## Dataset excerpt
__________________________________________________

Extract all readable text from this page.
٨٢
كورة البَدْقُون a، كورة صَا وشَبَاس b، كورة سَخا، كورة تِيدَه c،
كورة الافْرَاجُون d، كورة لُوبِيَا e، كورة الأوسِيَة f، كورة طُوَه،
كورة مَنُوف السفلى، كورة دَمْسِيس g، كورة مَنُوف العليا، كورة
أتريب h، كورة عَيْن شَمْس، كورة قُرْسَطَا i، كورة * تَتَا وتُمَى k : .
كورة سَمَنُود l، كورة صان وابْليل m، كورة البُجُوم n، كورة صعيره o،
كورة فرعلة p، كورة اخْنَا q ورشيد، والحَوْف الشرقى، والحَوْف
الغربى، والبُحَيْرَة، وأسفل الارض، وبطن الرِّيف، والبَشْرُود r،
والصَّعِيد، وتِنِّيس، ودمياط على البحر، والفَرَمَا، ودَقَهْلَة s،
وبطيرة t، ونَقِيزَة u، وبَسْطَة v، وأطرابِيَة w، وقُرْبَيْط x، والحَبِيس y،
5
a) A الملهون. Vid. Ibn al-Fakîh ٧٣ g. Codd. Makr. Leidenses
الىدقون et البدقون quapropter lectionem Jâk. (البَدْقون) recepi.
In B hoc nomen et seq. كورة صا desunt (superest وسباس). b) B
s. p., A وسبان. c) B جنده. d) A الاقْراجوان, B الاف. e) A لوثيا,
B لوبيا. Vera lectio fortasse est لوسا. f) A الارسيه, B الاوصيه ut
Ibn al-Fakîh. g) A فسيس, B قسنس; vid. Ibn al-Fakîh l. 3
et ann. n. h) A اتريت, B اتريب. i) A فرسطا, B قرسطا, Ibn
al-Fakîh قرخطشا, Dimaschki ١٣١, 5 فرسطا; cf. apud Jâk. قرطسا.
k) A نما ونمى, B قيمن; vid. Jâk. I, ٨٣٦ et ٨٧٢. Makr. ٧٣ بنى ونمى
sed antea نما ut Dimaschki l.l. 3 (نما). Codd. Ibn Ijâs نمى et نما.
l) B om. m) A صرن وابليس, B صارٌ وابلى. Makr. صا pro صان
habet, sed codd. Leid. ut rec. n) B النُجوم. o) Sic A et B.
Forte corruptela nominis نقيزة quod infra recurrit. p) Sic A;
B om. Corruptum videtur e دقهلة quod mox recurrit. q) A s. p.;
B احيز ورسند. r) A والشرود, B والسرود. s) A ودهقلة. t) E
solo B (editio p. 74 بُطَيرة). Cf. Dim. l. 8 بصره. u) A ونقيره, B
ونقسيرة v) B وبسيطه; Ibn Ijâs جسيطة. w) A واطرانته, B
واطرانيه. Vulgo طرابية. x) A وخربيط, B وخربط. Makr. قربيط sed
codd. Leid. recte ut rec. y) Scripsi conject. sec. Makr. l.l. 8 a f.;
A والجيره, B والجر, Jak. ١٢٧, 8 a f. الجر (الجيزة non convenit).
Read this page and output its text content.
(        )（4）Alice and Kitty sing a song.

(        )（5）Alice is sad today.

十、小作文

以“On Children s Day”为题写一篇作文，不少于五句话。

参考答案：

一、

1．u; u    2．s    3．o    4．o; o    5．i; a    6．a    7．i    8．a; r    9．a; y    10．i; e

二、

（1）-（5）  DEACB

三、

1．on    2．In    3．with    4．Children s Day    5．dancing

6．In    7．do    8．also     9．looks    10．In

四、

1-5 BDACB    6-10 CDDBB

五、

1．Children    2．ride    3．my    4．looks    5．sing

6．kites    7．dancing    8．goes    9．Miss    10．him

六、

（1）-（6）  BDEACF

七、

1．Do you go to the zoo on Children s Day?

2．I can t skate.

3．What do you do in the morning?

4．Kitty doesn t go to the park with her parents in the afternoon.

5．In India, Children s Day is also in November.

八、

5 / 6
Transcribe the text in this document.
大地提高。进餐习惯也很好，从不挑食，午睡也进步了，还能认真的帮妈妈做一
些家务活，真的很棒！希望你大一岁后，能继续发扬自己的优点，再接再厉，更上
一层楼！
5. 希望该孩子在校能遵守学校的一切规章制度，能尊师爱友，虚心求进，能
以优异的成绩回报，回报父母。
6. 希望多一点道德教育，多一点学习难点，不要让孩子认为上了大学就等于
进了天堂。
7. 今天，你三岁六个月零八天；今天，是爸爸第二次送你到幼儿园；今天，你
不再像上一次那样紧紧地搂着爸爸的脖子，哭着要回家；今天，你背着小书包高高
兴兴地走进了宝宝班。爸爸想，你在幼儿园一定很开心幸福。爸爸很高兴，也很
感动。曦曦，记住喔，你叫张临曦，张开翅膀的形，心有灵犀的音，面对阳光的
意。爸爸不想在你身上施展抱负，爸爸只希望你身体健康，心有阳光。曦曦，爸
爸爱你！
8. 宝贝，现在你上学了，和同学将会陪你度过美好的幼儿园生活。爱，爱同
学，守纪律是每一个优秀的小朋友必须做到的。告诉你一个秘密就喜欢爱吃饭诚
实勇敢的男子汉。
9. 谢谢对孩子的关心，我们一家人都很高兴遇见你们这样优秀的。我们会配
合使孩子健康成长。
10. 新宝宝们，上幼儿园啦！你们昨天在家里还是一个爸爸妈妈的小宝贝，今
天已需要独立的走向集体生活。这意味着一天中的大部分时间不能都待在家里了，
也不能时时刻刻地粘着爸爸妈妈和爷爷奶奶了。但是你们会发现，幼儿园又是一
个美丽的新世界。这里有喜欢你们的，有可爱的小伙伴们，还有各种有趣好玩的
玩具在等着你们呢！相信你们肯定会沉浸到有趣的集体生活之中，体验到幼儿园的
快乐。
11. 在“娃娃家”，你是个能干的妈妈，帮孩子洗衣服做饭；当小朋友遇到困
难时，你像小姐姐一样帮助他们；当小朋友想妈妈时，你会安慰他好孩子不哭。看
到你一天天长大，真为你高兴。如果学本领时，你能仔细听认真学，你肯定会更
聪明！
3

__________________________________________________

## Prompt
Search the listing for the word "Alice" and return each line that holds it.

## Problem solution
(        )（4）Alice and Kitty sing a song.
(        )（5）Alice is sad today.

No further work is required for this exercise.